--- Start ---

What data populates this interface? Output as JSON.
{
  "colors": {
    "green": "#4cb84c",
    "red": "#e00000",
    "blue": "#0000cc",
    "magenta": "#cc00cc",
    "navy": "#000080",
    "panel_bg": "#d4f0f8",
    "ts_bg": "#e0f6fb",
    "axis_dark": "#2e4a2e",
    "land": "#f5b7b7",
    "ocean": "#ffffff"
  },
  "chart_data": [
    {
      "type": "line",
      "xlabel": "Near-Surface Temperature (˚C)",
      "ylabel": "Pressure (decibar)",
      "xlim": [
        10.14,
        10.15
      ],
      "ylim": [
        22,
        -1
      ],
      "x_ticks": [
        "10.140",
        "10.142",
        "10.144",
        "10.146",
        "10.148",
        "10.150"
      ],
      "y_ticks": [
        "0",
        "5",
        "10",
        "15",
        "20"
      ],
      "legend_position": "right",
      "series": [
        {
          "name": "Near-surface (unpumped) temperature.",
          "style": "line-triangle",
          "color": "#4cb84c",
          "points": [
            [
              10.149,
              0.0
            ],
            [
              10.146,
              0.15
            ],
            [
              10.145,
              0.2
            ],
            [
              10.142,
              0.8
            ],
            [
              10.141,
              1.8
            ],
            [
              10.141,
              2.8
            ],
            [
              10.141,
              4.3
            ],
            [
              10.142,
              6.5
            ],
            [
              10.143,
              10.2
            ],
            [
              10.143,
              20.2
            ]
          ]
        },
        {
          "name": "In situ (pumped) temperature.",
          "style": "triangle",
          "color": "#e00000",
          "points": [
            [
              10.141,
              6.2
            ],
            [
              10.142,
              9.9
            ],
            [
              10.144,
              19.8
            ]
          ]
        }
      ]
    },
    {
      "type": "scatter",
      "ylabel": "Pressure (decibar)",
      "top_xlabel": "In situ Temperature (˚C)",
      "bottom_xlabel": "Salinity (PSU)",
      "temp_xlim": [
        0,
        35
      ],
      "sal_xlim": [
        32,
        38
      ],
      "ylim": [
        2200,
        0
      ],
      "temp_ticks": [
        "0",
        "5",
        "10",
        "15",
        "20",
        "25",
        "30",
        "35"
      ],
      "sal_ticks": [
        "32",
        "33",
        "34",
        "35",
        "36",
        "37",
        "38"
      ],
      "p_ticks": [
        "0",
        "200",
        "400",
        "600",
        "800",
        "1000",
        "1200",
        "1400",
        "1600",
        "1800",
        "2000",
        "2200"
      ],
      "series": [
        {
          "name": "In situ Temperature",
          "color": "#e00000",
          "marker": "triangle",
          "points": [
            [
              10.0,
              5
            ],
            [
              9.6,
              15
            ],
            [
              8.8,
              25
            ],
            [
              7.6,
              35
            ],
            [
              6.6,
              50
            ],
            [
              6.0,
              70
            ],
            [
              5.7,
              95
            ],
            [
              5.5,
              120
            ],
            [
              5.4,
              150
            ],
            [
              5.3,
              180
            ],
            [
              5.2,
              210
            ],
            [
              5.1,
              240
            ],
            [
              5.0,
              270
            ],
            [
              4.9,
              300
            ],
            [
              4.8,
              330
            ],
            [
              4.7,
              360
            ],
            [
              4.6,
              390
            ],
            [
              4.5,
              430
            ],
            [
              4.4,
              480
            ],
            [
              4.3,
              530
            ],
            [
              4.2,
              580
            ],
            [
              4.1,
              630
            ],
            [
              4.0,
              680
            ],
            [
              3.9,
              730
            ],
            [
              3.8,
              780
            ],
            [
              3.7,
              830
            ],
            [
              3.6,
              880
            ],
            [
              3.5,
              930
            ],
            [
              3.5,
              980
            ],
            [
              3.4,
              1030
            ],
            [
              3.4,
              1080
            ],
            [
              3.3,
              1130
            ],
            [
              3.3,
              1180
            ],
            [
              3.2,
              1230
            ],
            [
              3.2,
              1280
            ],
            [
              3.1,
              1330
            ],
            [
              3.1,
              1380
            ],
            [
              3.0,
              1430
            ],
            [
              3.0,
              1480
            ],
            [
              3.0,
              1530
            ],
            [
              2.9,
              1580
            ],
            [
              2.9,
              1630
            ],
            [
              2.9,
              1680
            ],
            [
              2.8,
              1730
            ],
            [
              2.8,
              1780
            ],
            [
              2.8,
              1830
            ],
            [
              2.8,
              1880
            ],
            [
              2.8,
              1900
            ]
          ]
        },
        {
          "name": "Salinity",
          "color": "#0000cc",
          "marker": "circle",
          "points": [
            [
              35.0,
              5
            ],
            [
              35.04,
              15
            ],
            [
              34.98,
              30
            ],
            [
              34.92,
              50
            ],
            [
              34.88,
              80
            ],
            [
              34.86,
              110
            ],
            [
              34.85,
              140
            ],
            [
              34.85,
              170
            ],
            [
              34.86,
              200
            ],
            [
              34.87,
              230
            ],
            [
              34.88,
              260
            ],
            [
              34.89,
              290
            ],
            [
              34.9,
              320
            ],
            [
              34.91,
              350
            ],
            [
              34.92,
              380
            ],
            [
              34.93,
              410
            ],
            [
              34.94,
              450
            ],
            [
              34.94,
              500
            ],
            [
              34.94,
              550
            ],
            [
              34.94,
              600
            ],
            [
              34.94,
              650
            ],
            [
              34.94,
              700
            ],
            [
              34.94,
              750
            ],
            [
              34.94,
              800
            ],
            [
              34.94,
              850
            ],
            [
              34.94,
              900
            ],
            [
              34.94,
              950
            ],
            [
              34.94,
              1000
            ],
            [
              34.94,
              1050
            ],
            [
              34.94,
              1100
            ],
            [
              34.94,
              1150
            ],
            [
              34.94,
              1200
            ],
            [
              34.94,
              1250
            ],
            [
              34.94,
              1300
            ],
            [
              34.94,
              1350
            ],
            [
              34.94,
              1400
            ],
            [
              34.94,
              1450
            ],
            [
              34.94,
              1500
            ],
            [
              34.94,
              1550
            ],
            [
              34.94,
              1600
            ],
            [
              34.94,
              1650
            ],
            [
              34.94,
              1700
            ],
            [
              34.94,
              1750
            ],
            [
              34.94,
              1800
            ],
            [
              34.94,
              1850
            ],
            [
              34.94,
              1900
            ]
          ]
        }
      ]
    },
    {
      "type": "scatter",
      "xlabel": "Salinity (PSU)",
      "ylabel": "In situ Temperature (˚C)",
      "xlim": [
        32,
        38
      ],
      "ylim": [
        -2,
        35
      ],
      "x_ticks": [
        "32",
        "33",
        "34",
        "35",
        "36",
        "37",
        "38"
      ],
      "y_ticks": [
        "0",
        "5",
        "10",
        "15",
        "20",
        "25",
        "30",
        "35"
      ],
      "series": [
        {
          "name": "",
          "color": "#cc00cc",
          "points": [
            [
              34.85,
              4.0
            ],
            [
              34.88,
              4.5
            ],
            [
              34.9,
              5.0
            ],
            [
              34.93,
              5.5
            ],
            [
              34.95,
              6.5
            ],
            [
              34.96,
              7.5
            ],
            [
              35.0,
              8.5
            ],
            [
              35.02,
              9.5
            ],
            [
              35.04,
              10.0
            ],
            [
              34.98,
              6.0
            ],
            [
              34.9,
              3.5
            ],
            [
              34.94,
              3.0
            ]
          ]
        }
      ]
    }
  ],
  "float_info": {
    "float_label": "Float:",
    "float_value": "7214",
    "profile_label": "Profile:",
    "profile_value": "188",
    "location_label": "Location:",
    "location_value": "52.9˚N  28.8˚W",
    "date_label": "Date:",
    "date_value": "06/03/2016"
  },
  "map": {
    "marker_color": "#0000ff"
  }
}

--- End ---

[THE EXERCISE]: Exact output of every entry is required.

[ANSWER TO THIS EXERCISE]:
What data populates this interface? Output as JSON.
{
  "colors": {
    "green": "#4cb84c",
    "red": "#e00000",
    "blue": "#0000cc",
    "magenta": "#cc00cc",
    "navy": "#000080",
    "panel_bg": "#d4f0f8",
    "ts_bg": "#e0f6fb",
    "axis_dark": "#2e4a2e",
    "land": "#f5b7b7",
    "ocean": "#ffffff"
  },
  "chart_data": [
    {
      "type": "line",
      "xlabel": "Near-Surface Temperature (˚C)",
      "ylabel": "Pressure (decibar)",
      "xlim": [
        10.14,
        10.15
      ],
      "ylim": [
        22,
        -1
      ],
      "x_ticks": [
        "10.140",
        "10.142",
        "10.144",
        "10.146",
        "10.148",
        "10.150"
      ],
      "y_ticks": [
        "0",
        "5",
        "10",
        "15",
        "20"
      ],
      "legend_position": "right",
      "series": [
        {
          "name": "Near-surface (unpumped) temperature.",
          "style": "line-triangle",
          "color": "#4cb84c",
          "points": [
            [
              10.149,
              0.0
            ],
            [
              10.146,
              0.15
            ],
            [
              10.145,
              0.2
            ],
            [
              10.142,
              0.8
            ],
            [
              10.141,
              1.8
            ],
            [
              10.141,
              2.8
            ],
            [
              10.141,
              4.3
            ],
            [
              10.142,
              6.5
            ],
            [
              10.143,
              10.2
            ],
            [
              10.143,
              20.2
            ]
          ]
        },
        {
          "name": "In situ (pumped) temperature.",
          "style": "triangle",
          "color": "#e00000",
          "points": [
            [
              10.141,
              6.2
            ],
            [
              10.142,
              9.9
            ],
            [
              10.144,
              19.8
            ]
          ]
        }
      ]
    },
    {
      "type": "scatter",
      "ylabel": "Pressure (decibar)",
      "top_xlabel": "In situ Temperature (˚C)",
      "bottom_xlabel": "Salinity (PSU)",
      "temp_xlim": [
        0,
        35
      ],
      "sal_xlim": [
        32,
        38
      ],
      "ylim": [
        2200,
        0
      ],
      "temp_ticks": [
        "0",
        "5",
        "10",
        "15",
        "20",
        "25",
        "30",
        "35"
      ],
      "sal_ticks": [
        "32",
        "33",
        "34",
        "35",
        "36",
        "37",
        "38"
      ],
      "p_ticks": [
        "0",
        "200",
        "400",
        "600",
        "800",
        "1000",
        "1200",
        "1400",
        "1600",
        "1800",
        "2000",
        "2200"
      ],
      "series": [
        {
          "name": "In situ Temperature",
          "color": "#e00000",
          "marker": "triangle",
          "points": [
            [
              10.0,
              5
            ],
            [
              9.6,
              15
            ],
            [
              8.8,
              25
            ],
            [
              7.6,
              35
            ],
            [
              6.6,
              50
            ],
            [
              6.0,
              70
            ],
            [
              5.7,
              95
            ],
            [
              5.5,
              120
            ],
            [
              5.4,
              150
            ],
            [
              5.3,
              180
            ],
            [
              5.2,
              210
            ],
            [
              5.1,
              240
            ],
            [
              5.0,
              270
            ],
            [
              4.9,
              300
            ],
            [
              4.8,
              330
            ],
            [
              4.7,
              360
            ],
            [
              4.6,
              390
            ],
            [
              4.5,
              430
            ],
            [
              4.4,
              480
            ],
            [
              4.3,
              530
            ],
            [
              4.2,
              580
            ],
            [
              4.1,
              630
            ],
            [
              4.0,
              680
            ],
            [
              3.9,
              730
            ],
            [
              3.8,
              780
            ],
            [
              3.7,
              830
            ],
            [
              3.6,
              880
            ],
            [
              3.5,
              930
            ],
            [
              3.5,
              980
            ],
            [
              3.4,
              1030
            ],
            [
              3.4,
              1080
            ],
            [
              3.3,
              1130
            ],
            [
              3.3,
              1180
            ],
            [
              3.2,
              1230
            ],
            [
              3.2,
              1280
            ],
            [
              3.1,
              1330
            ],
            [
              3.1,
              1380
            ],
            [
              3.0,
              1430
            ],
            [
              3.0,
              1480
            ],
            [
              3.0,
              1530
            ],
            [
              2.9,
              1580
            ],
            [
              2.9,
              1630
            ],
            [
              2.9,
              1680
            ],
            [
              2.8,
              1730
            ],
            [
              2.8,
              1780
            ],
            [
              2.8,
              1830
            ],
            [
              2.8,
              1880
            ],
            [
              2.8,
              1900
            ]
          ]
        },
        {
          "name": "Salinity",
          "color": "#0000cc",
          "marker": "circle",
          "points": [
            [
              35.0,
              5
            ],
            [
              35.04,
              15
            ],
            [
              34.98,
              30
            ],
            [
              34.92,
              50
            ],
            [
              34.88,
              80
            ],
            [
              34.86,
              110
            ],
            [
              34.85,
              140
            ],
            [
              34.85,
              170
            ],
            [
              34.86,
              200
            ],
            [
              34.87,
              230
            ],
            [
              34.88,
              260
            ],
            [
              34.89,
              290
            ],
            [
              34.9,
              320
            ],
            [
              34.91,
              350
            ],
            [
              34.92,
              380
            ],
            [
              34.93,
              410
            ],
            [
              34.94,
              450
            ],
            [
              34.94,
              500
            ],
            [
              34.94,
              550
            ],
            [
              34.94,
              600
            ],
            [
              34.94,
              650
            ],
            [
              34.94,
              700
            ],
            [
              34.94,
              750
            ],
            [
              34.94,
              800
            ],
            [
              34.94,
              850
            ],
            [
              34.94,
              900
            ],
            [
              34.94,
              950
            ],
            [
              34.94,
              1000
            ],
            [
              34.94,
              1050
            ],
            [
              34.94,
              1100
            ],
            [
              34.94,
              1150
            ],
            [
              34.94,
              1200
            ],
            [
              34.94,
              1250
            ],
            [
              34.94,
              1300
            ],
            [
              34.94,
              1350
            ],
            [
              34.94,
              1400
            ],
            [
              34.94,
              1450
            ],
            [
              34.94,
              1500
            ],
            [
              34.94,
              1550
            ],
            [
              34.94,
              1600
            ],
            [
              34.94,
              1650
            ],
            [
              34.94,
              1700
            ],
            [
              34.94,
              1750
            ],
            [
              34.94,
              1800
            ],
            [
              34.94,
              1850
            ],
            [
              34.94,
              1900
            ]
          ]
        }
      ]
    },
    {
      "type": "scatter",
      "xlabel": "Salinity (PSU)",
      "ylabel": "In situ Temperature (˚C)",
      "xlim": [
        32,
        38
      ],
      "ylim": [
        -2,
        35
      ],
      "x_ticks": [
        "32",
        "33",
        "34",
        "35",
        "36",
        "37",
        "38"
      ],
      "y_ticks": [
        "0",
        "5",
        "10",
        "15",
        "20",
        "25",
        "30",
        "35"
      ],
      "series": [
        {
          "name": "",
          "color": "#cc00cc",
          "points": [
            [
              34.85,
              4.0
            ],
            [
              34.88,
              4.5
            ],
            [
              34.9,
              5.0
            ],
            [
              34.93,
              5.5
            ],
            [
              34.95,
              6.5
            ],
            [
              34.96,
              7.5
            ],
            [
              35.0,
              8.5
            ],
            [
              35.02,
              9.5
            ],
            [
              35.04,
              10.0
            ],
            [
              34.98,
              6.0
            ],
            [
              34.9,
              3.5
            ],
            [
              34.94,
              3.0
            ]
          ]
        }
      ]
    }
  ],
  "float_info": {
    "float_label": "Float:",
    "float_value": "7214",
    "profile_label": "Profile:",
    "profile_value": "188",
    "location_label": "Location:",
    "location_value": "52.9˚N  28.8˚W",
    "date_label": "Date:",
    "date_value": "06/03/2016"
  },
  "map": {
    "marker_color": "#0000ff"
  }
}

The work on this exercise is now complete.